_Provided information:_
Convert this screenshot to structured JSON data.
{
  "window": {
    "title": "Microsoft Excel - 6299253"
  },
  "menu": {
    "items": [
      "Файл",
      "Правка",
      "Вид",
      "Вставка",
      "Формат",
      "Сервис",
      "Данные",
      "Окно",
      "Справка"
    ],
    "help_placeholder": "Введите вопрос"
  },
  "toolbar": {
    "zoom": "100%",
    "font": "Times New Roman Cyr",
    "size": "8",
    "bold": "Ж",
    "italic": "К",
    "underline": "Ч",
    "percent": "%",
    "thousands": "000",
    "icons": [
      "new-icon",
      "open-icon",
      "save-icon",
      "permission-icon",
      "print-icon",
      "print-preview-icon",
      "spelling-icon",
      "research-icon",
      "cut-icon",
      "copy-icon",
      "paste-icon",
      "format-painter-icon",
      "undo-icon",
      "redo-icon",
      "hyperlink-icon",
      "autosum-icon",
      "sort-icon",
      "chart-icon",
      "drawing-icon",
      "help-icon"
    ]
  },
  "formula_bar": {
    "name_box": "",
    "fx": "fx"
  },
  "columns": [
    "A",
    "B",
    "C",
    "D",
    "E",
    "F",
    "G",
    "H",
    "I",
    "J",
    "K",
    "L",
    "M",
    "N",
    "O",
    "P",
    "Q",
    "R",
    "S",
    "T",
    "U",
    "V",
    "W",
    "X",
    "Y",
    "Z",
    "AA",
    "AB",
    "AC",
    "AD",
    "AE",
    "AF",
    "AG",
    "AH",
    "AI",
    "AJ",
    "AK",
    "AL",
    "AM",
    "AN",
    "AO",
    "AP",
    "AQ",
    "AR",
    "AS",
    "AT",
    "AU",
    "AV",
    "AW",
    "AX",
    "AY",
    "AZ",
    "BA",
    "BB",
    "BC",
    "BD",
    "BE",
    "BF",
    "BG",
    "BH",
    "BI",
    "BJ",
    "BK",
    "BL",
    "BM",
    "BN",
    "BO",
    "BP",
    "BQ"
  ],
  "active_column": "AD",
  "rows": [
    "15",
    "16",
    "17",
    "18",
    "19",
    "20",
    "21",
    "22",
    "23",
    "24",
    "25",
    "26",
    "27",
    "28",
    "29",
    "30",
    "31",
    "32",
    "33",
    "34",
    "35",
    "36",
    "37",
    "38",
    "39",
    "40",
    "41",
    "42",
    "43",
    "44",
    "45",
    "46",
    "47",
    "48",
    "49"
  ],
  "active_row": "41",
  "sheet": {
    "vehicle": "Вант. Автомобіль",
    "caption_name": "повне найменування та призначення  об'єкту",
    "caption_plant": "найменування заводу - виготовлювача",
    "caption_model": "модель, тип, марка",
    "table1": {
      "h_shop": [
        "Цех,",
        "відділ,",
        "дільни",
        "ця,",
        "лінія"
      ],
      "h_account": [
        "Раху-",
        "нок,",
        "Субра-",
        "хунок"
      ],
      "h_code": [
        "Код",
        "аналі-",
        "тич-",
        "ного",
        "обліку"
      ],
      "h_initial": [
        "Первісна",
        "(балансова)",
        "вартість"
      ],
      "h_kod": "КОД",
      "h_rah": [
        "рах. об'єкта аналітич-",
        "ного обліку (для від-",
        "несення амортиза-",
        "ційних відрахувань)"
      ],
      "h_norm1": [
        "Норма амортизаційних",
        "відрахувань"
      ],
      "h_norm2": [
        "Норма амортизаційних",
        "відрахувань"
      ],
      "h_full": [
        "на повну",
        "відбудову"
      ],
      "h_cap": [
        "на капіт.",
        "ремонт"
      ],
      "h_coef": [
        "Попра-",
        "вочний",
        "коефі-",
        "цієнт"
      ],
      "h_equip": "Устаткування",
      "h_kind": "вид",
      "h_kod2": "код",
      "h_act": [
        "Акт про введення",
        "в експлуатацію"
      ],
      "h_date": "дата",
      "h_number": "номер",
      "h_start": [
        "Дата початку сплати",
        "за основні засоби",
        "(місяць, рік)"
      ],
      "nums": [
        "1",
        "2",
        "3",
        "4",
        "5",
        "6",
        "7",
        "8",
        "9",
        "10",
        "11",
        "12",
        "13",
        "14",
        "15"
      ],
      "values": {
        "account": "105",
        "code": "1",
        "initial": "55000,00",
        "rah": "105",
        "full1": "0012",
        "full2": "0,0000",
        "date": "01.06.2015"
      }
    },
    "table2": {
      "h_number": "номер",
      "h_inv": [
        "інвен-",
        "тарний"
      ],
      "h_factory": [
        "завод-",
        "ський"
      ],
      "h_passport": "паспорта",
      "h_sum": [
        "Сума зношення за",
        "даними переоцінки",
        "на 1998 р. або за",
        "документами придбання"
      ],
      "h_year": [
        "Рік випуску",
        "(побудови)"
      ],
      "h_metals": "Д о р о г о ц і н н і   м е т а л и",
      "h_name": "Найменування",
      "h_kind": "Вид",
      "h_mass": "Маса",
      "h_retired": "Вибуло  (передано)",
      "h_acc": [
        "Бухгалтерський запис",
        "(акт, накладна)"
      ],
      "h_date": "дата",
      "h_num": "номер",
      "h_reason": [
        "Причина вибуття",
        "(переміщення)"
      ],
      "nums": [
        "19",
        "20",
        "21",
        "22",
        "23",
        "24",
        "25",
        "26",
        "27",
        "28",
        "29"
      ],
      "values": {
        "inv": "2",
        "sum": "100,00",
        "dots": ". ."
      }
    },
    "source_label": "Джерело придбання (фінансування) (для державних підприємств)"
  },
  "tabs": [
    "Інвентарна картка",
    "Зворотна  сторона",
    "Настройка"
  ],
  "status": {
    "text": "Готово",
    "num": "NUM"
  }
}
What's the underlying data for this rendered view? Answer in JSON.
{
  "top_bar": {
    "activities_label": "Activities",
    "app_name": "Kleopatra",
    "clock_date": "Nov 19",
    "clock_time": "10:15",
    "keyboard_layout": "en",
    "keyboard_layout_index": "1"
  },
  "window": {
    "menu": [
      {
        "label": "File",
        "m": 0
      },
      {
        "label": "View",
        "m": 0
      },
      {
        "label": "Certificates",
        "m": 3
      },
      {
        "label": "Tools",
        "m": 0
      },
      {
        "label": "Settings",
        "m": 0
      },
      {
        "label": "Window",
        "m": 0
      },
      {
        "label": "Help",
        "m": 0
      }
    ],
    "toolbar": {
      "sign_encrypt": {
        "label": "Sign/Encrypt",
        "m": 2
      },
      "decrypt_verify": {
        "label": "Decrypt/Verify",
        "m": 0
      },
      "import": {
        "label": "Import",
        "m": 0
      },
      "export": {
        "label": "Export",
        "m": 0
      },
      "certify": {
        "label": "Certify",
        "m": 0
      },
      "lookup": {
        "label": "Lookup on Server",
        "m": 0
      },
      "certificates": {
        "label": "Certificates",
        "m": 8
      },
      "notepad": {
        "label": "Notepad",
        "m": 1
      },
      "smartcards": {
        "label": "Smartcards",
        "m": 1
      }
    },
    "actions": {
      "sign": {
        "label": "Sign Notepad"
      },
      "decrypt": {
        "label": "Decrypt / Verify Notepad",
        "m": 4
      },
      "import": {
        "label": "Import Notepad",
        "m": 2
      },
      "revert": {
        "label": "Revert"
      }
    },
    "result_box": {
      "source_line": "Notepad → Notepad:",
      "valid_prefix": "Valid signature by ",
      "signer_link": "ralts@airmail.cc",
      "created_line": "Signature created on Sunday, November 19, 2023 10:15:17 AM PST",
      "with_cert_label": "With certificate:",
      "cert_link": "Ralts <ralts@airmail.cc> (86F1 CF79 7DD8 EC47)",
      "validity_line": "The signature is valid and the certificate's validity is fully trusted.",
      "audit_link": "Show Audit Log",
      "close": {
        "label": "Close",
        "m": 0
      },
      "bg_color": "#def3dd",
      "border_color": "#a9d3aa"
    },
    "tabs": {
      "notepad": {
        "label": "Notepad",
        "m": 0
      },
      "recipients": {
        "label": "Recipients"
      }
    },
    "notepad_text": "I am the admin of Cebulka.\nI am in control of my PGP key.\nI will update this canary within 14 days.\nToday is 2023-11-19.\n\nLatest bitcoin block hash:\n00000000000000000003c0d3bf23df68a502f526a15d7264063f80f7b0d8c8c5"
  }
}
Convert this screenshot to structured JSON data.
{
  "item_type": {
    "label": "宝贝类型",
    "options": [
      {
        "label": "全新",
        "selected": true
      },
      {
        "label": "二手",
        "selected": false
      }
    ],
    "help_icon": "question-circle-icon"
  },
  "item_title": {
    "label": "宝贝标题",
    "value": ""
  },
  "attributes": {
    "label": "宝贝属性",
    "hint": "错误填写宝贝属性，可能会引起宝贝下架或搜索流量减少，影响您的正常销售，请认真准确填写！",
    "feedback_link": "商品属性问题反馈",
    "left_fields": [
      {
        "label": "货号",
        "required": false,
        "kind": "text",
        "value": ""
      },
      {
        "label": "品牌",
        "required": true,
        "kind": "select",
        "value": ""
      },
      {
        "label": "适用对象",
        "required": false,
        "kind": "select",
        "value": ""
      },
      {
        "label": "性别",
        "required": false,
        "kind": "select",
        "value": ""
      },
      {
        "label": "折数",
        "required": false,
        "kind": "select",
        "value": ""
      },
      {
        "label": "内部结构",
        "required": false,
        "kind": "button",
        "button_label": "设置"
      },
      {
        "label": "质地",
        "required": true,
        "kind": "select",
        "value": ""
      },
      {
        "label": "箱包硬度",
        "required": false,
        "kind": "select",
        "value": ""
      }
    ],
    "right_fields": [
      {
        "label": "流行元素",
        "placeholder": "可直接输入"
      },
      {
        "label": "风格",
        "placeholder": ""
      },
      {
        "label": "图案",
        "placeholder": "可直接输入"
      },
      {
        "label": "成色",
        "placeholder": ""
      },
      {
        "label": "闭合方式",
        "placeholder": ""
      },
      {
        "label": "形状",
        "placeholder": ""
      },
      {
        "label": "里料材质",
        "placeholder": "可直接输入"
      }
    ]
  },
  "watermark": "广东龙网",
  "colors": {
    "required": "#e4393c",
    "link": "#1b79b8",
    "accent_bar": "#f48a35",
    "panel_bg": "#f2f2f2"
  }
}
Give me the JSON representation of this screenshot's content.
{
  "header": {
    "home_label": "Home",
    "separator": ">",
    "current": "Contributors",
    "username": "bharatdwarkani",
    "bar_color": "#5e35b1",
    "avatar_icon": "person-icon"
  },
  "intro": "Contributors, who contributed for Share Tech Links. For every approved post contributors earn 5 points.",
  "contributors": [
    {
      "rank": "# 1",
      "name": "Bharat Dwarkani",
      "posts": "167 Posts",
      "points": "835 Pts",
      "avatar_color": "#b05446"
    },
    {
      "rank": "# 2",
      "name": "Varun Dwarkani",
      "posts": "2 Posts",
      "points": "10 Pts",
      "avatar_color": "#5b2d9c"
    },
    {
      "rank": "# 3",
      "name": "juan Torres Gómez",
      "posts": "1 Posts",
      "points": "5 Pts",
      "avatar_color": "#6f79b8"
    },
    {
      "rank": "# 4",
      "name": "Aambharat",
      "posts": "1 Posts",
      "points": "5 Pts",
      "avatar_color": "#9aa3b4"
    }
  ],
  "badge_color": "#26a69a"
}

_Aim of the exercise:_
Go through the entries and return each line where the word "Posts" appears.

_Finished exercise:_
      "posts": "167 Posts",
      "posts": "2 Posts",
      "posts": "1 Posts",
      "posts": "1 Posts",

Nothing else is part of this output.